Objective> How many of the lines below contain "arcsec"? Answer with that number alone.
— BEGIN Materials provided —
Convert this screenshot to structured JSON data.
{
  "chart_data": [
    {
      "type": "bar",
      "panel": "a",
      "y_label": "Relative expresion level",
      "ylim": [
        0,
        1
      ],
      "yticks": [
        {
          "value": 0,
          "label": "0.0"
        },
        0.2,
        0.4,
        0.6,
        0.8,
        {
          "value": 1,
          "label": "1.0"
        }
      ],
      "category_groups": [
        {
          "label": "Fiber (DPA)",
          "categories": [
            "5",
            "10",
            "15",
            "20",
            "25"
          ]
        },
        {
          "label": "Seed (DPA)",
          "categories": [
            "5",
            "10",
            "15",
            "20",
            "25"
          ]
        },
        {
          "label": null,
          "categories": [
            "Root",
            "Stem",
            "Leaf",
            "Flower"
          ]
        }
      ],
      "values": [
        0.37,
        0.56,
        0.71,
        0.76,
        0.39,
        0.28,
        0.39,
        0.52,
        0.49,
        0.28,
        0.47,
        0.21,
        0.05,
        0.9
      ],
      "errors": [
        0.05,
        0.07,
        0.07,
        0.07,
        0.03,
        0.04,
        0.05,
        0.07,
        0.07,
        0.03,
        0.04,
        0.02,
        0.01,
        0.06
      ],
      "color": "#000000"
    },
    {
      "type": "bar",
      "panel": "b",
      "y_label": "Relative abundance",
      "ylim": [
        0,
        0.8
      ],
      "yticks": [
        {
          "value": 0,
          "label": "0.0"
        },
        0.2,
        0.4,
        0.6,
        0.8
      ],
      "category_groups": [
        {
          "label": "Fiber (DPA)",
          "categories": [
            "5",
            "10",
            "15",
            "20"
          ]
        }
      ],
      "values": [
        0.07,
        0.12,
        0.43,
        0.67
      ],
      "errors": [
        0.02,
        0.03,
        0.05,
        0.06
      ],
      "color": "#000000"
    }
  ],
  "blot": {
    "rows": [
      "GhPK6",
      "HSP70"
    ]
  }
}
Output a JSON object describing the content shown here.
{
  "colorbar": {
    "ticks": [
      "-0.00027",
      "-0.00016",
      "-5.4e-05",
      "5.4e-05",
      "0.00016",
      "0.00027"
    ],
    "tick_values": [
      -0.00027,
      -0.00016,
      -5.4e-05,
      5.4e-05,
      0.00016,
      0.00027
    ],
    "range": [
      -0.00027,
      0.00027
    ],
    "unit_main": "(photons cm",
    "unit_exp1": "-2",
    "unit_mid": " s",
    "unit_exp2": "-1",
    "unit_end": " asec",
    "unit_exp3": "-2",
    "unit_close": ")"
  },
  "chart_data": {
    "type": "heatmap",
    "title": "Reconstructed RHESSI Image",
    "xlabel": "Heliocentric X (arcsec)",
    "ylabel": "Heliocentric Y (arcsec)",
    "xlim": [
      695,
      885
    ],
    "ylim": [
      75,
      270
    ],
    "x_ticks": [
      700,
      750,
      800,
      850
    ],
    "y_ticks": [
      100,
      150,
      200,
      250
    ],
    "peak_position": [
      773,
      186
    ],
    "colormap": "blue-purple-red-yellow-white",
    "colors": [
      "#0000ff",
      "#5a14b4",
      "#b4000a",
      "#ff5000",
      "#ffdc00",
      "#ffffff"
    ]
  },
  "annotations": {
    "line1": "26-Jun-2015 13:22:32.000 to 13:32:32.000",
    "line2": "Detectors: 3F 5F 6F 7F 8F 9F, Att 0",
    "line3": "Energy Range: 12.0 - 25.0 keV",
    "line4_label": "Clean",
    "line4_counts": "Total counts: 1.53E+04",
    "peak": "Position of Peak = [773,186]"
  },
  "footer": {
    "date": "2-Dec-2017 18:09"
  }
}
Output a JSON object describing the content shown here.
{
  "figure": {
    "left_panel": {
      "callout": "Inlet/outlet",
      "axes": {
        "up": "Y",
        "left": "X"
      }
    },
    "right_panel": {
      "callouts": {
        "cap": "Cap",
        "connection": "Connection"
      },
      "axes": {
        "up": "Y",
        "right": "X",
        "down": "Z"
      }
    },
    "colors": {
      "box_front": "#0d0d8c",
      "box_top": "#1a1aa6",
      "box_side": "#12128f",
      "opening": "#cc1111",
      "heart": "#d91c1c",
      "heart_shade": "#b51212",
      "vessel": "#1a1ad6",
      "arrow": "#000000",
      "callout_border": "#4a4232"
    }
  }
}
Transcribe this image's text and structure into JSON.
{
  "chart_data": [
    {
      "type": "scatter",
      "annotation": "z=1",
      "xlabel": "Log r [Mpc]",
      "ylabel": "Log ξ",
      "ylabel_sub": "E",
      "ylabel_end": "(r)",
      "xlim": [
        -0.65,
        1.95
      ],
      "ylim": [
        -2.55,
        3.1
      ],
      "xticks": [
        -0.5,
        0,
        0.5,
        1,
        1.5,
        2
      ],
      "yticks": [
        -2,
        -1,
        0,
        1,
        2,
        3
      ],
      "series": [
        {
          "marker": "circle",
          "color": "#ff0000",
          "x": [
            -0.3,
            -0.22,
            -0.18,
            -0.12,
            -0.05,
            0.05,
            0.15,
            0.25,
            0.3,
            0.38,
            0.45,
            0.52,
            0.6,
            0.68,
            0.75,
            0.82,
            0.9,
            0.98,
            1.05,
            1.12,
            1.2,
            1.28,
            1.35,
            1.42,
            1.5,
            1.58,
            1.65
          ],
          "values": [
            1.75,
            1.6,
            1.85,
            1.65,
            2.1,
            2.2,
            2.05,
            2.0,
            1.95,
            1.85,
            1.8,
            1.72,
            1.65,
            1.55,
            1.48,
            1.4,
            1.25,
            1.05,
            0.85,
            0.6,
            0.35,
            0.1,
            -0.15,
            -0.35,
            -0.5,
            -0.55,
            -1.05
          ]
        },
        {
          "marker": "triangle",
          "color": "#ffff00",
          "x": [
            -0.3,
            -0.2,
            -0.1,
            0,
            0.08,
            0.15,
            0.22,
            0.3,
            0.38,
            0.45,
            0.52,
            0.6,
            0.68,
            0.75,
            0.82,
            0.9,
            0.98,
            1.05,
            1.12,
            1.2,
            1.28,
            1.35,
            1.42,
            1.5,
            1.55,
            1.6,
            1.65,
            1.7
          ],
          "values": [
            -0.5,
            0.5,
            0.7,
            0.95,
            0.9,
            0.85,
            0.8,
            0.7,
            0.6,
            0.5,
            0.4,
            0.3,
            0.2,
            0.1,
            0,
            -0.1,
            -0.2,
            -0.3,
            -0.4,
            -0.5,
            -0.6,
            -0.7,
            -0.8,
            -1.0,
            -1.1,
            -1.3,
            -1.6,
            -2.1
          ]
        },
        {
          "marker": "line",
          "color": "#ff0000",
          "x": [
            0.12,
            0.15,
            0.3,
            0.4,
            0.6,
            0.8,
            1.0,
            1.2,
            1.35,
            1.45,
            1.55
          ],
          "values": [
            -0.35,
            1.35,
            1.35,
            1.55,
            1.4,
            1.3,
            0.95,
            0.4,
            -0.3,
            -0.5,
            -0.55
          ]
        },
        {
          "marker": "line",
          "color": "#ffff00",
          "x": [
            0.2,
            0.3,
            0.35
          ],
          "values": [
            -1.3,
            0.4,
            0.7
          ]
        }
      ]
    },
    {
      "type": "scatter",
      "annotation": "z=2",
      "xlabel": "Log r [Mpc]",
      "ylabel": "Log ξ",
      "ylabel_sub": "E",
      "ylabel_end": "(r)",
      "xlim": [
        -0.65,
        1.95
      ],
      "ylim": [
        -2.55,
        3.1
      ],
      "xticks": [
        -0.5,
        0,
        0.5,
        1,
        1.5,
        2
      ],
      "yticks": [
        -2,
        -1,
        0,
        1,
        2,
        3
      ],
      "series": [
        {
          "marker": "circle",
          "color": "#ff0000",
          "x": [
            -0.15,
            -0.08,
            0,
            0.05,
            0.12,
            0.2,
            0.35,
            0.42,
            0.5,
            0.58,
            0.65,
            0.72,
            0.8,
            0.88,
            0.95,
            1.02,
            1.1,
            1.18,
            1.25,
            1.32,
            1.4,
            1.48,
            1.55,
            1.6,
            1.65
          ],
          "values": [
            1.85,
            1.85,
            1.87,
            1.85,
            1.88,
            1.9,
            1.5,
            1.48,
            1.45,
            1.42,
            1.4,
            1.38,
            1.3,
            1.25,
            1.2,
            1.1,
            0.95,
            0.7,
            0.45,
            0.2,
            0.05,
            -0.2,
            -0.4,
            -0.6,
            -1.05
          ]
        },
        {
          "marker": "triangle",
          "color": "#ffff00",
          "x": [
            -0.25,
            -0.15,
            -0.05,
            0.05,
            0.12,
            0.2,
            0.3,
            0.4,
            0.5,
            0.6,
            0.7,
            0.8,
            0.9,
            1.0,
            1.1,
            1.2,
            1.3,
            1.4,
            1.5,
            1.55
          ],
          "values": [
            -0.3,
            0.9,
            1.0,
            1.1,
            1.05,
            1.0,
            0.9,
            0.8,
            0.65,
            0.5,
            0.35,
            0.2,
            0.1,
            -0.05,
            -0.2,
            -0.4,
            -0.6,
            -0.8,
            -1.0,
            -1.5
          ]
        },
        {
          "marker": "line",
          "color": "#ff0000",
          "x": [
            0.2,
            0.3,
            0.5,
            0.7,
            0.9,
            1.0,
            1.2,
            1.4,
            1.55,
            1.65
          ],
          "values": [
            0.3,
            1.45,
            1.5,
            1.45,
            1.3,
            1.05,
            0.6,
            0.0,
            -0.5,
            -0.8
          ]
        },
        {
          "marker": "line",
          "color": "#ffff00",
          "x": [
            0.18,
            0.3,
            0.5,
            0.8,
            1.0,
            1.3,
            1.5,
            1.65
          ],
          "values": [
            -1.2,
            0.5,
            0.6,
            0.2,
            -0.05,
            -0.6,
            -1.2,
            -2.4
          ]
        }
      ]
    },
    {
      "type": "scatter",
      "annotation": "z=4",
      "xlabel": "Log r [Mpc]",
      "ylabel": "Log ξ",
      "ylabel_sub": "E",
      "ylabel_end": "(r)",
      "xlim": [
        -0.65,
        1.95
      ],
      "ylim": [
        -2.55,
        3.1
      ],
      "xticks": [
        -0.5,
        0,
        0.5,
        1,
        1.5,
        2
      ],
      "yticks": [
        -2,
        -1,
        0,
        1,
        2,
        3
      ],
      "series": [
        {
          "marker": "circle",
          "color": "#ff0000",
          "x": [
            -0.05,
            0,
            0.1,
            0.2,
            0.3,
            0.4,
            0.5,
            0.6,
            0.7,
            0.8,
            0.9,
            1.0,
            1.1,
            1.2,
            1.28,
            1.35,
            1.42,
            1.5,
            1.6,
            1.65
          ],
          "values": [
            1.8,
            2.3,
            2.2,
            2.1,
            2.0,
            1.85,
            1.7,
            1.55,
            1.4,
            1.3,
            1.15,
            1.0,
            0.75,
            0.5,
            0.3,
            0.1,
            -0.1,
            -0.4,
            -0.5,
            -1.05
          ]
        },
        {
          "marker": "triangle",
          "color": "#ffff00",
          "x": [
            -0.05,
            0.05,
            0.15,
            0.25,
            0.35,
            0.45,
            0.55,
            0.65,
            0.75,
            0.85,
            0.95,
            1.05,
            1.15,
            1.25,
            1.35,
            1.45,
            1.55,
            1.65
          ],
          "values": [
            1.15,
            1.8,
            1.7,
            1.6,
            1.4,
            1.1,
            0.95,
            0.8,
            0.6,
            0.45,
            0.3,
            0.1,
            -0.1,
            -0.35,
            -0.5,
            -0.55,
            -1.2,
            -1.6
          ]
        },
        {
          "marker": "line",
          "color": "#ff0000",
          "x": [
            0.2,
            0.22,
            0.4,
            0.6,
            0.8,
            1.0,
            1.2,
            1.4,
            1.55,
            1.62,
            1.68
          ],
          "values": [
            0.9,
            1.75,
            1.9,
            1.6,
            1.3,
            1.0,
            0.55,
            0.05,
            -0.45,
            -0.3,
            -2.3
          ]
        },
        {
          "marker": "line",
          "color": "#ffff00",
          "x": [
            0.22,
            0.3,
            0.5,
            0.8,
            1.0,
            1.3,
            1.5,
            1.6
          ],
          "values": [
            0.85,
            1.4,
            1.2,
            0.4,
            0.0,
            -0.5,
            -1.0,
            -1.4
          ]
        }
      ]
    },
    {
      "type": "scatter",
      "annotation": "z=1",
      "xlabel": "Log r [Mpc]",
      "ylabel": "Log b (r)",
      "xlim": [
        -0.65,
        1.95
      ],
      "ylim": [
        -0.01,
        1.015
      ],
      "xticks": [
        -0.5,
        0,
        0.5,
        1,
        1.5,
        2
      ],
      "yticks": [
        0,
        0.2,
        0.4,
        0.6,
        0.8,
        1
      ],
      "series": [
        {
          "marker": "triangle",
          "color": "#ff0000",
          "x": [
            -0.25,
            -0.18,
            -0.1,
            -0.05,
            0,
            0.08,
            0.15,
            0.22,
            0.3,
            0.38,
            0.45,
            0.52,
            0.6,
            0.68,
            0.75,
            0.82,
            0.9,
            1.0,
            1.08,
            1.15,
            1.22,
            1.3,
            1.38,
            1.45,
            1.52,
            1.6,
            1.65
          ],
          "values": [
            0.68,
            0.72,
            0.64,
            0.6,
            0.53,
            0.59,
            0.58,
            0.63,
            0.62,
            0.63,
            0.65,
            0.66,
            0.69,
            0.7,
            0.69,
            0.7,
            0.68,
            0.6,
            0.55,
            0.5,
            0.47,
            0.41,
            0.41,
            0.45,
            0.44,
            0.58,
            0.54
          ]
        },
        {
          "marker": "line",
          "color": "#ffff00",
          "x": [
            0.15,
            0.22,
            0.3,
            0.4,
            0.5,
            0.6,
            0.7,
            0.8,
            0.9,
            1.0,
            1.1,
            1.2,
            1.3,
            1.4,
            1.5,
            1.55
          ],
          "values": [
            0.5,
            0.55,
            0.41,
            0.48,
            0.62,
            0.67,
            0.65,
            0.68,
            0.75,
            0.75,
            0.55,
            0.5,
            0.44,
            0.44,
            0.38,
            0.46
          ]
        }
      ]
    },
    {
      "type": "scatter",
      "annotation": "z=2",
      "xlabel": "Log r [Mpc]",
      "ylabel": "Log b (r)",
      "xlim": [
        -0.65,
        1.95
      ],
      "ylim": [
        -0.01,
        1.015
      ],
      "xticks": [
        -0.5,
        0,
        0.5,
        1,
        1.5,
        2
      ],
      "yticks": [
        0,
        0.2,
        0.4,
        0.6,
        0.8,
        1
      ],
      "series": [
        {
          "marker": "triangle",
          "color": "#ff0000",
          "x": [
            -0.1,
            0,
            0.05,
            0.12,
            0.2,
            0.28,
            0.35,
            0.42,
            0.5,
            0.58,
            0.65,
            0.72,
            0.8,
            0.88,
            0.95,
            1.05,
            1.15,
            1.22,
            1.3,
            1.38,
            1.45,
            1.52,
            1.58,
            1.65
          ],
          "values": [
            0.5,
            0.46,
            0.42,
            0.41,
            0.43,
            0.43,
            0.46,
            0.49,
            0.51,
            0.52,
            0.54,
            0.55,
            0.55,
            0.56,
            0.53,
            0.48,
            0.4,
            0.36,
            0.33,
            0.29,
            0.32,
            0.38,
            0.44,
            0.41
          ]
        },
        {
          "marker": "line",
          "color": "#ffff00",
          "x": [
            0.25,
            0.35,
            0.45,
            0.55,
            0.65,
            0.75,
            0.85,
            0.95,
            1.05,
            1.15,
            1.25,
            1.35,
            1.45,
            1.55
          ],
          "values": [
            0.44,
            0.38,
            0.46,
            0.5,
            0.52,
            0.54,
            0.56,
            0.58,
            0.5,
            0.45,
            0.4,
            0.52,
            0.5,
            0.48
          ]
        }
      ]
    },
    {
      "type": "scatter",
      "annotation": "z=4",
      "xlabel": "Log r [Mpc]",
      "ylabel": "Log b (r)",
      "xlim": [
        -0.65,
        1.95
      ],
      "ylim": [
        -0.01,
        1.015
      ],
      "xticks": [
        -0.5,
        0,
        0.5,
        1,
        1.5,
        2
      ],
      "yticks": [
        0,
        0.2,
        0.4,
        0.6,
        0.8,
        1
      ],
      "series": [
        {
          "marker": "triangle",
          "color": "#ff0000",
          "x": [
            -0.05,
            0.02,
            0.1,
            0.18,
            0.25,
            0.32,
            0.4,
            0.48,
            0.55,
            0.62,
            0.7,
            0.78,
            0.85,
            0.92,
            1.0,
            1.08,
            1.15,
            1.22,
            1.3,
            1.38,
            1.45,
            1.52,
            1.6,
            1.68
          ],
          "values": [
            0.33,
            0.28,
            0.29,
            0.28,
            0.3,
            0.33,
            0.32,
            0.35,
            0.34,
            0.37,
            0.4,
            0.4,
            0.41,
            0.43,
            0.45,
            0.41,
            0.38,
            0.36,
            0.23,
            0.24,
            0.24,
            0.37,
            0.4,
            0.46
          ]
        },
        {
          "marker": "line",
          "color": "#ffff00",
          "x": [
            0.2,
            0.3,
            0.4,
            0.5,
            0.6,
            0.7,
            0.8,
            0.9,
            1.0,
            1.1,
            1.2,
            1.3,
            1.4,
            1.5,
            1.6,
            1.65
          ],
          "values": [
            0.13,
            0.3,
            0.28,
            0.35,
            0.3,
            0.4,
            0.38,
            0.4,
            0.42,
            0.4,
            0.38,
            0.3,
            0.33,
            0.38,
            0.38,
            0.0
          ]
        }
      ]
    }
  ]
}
— END Materials provided —
Task solution> 2